**DATA FOR THIS TASK**
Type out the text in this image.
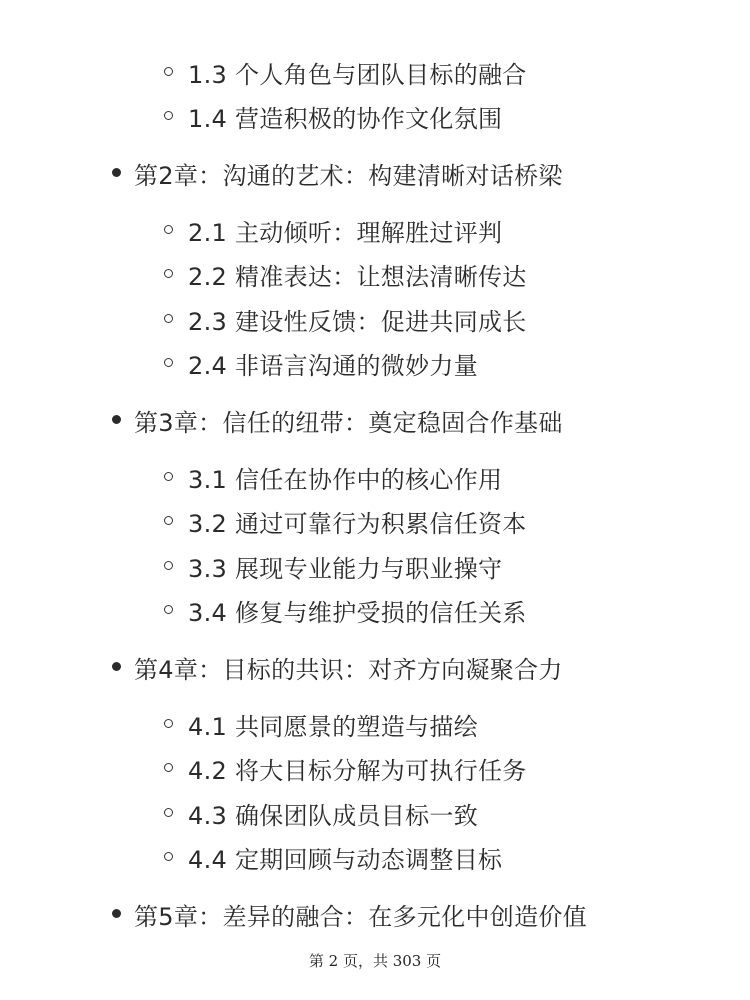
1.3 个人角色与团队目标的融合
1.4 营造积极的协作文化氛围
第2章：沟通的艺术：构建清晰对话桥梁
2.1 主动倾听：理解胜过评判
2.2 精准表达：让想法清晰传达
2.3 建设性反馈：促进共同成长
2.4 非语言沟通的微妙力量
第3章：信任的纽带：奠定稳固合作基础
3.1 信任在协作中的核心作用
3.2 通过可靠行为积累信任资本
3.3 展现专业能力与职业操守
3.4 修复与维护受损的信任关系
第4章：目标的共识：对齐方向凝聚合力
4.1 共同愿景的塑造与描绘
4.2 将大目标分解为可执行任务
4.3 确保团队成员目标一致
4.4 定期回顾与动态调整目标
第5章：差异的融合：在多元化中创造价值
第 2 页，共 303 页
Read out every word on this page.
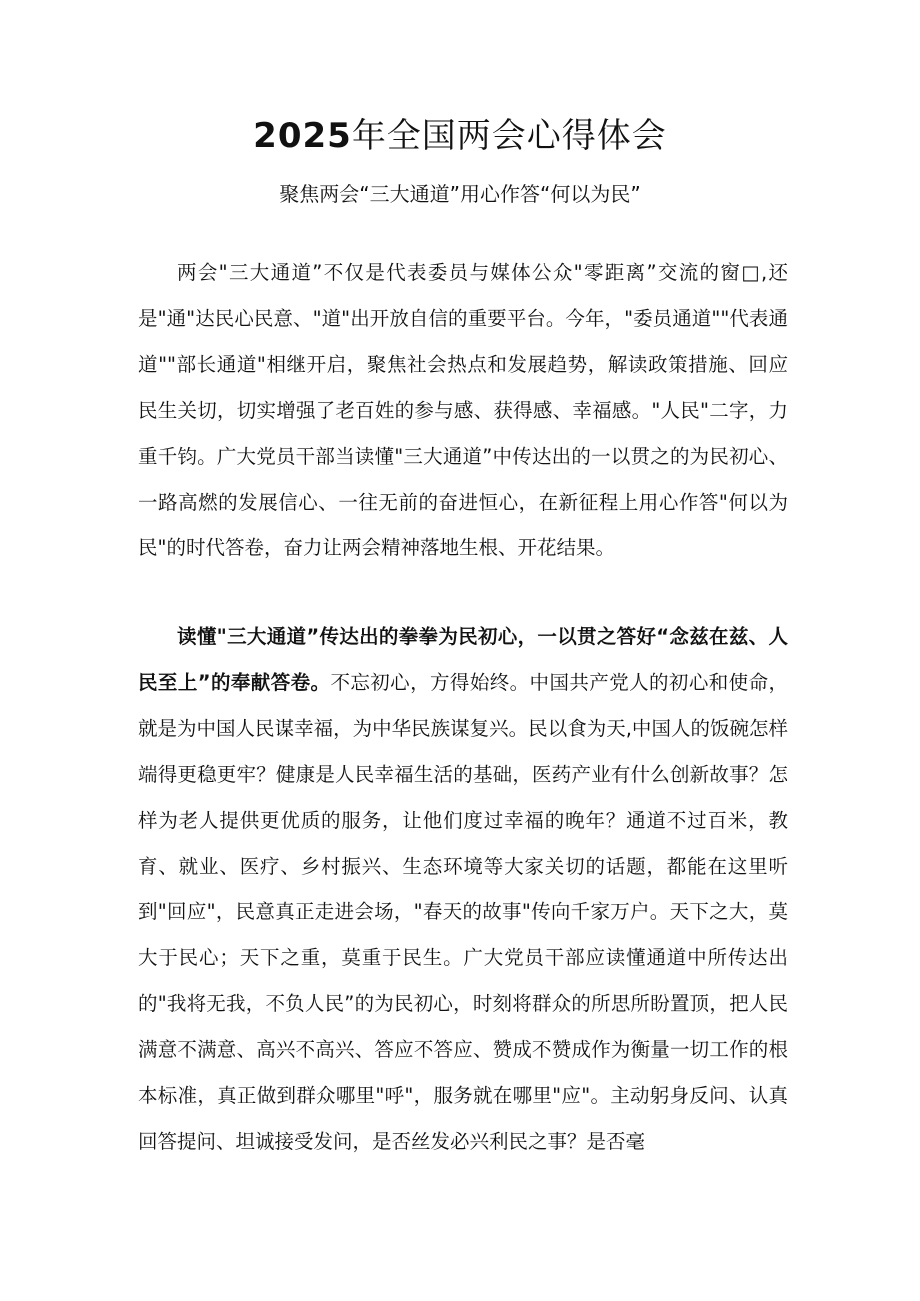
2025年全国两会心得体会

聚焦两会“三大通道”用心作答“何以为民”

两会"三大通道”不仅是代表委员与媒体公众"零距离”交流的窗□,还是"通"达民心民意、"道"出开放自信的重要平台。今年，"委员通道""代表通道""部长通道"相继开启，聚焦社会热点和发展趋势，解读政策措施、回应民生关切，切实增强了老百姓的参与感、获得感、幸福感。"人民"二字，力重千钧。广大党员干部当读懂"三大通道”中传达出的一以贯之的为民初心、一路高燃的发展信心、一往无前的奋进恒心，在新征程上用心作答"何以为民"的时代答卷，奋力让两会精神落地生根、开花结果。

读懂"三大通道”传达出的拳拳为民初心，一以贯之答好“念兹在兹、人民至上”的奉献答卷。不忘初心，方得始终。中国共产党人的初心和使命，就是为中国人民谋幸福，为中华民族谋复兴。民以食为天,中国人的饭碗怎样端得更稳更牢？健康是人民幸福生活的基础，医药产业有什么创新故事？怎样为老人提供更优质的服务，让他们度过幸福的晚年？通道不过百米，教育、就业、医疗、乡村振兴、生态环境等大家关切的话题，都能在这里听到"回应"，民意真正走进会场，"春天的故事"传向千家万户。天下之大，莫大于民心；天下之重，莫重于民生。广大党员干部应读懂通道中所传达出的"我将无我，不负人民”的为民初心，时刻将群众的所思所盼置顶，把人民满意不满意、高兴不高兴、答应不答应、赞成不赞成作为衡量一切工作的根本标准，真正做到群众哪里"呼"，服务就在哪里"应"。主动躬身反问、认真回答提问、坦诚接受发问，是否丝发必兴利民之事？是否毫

**WHAT THE TASK REQUIRES**
Reproduce the records above exactly, leaving out every picture they contain.

**ANSWER TO THE TASK**
Type out the text in this image.
1.3 个人角色与团队目标的融合
1.4 营造积极的协作文化氛围
第2章：沟通的艺术：构建清晰对话桥梁
2.1 主动倾听：理解胜过评判
2.2 精准表达：让想法清晰传达
2.3 建设性反馈：促进共同成长
2.4 非语言沟通的微妙力量
第3章：信任的纽带：奠定稳固合作基础
3.1 信任在协作中的核心作用
3.2 通过可靠行为积累信任资本
3.3 展现专业能力与职业操守
3.4 修复与维护受损的信任关系
第4章：目标的共识：对齐方向凝聚合力
4.1 共同愿景的塑造与描绘
4.2 将大目标分解为可执行任务
4.3 确保团队成员目标一致
4.4 定期回顾与动态调整目标
第5章：差异的融合：在多元化中创造价值
第 2 页，共 303 页
Read out every word on this page.
2025年全国两会心得体会

聚焦两会“三大通道”用心作答“何以为民”

两会"三大通道”不仅是代表委员与媒体公众"零距离”交流的窗□,还是"通"达民心民意、"道"出开放自信的重要平台。今年，"委员通道""代表通道""部长通道"相继开启，聚焦社会热点和发展趋势，解读政策措施、回应民生关切，切实增强了老百姓的参与感、获得感、幸福感。"人民"二字，力重千钧。广大党员干部当读懂"三大通道”中传达出的一以贯之的为民初心、一路高燃的发展信心、一往无前的奋进恒心，在新征程上用心作答"何以为民"的时代答卷，奋力让两会精神落地生根、开花结果。

读懂"三大通道”传达出的拳拳为民初心，一以贯之答好“念兹在兹、人民至上”的奉献答卷。不忘初心，方得始终。中国共产党人的初心和使命，就是为中国人民谋幸福，为中华民族谋复兴。民以食为天,中国人的饭碗怎样端得更稳更牢？健康是人民幸福生活的基础，医药产业有什么创新故事？怎样为老人提供更优质的服务，让他们度过幸福的晚年？通道不过百米，教育、就业、医疗、乡村振兴、生态环境等大家关切的话题，都能在这里听到"回应"，民意真正走进会场，"春天的故事"传向千家万户。天下之大，莫大于民心；天下之重，莫重于民生。广大党员干部应读懂通道中所传达出的"我将无我，不负人民”的为民初心，时刻将群众的所思所盼置顶，把人民满意不满意、高兴不高兴、答应不答应、赞成不赞成作为衡量一切工作的根本标准，真正做到群众哪里"呼"，服务就在哪里"应"。主动躬身反问、认真回答提问、坦诚接受发问，是否丝发必兴利民之事？是否毫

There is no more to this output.